*Material for the task*:
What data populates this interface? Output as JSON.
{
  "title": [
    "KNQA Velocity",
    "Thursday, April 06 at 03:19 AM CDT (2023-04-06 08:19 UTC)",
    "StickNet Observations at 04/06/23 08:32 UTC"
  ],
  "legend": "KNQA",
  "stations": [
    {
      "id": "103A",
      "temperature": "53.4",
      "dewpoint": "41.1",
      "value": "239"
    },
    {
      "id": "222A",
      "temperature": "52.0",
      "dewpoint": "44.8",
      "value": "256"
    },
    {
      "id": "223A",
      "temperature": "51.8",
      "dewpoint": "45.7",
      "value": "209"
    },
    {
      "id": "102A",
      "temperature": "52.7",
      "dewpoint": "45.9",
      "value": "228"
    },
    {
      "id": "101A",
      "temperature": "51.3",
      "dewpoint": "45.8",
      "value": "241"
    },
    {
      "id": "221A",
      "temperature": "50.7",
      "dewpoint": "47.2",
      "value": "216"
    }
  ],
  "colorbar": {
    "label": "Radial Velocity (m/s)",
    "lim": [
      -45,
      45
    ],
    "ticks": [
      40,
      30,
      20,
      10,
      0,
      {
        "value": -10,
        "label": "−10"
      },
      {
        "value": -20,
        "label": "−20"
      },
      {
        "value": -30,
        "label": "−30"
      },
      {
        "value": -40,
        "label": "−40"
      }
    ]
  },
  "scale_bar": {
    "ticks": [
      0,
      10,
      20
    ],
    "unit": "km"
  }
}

*Set problem*: Give the records above again, word for word.

*Response to this task*:
What data populates this interface? Output as JSON.
{
  "title": [
    "KNQA Velocity",
    "Thursday, April 06 at 03:19 AM CDT (2023-04-06 08:19 UTC)",
    "StickNet Observations at 04/06/23 08:32 UTC"
  ],
  "legend": "KNQA",
  "stations": [
    {
      "id": "103A",
      "temperature": "53.4",
      "dewpoint": "41.1",
      "value": "239"
    },
    {
      "id": "222A",
      "temperature": "52.0",
      "dewpoint": "44.8",
      "value": "256"
    },
    {
      "id": "223A",
      "temperature": "51.8",
      "dewpoint": "45.7",
      "value": "209"
    },
    {
      "id": "102A",
      "temperature": "52.7",
      "dewpoint": "45.9",
      "value": "228"
    },
    {
      "id": "101A",
      "temperature": "51.3",
      "dewpoint": "45.8",
      "value": "241"
    },
    {
      "id": "221A",
      "temperature": "50.7",
      "dewpoint": "47.2",
      "value": "216"
    }
  ],
  "colorbar": {
    "label": "Radial Velocity (m/s)",
    "lim": [
      -45,
      45
    ],
    "ticks": [
      40,
      30,
      20,
      10,
      0,
      {
        "value": -10,
        "label": "−10"
      },
      {
        "value": -20,
        "label": "−20"
      },
      {
        "value": -30,
        "label": "−30"
      },
      {
        "value": -40,
        "label": "−40"
      }
    ]
  },
  "scale_bar": {
    "ticks": [
      0,
      10,
      20
    ],
    "unit": "km"
  }
}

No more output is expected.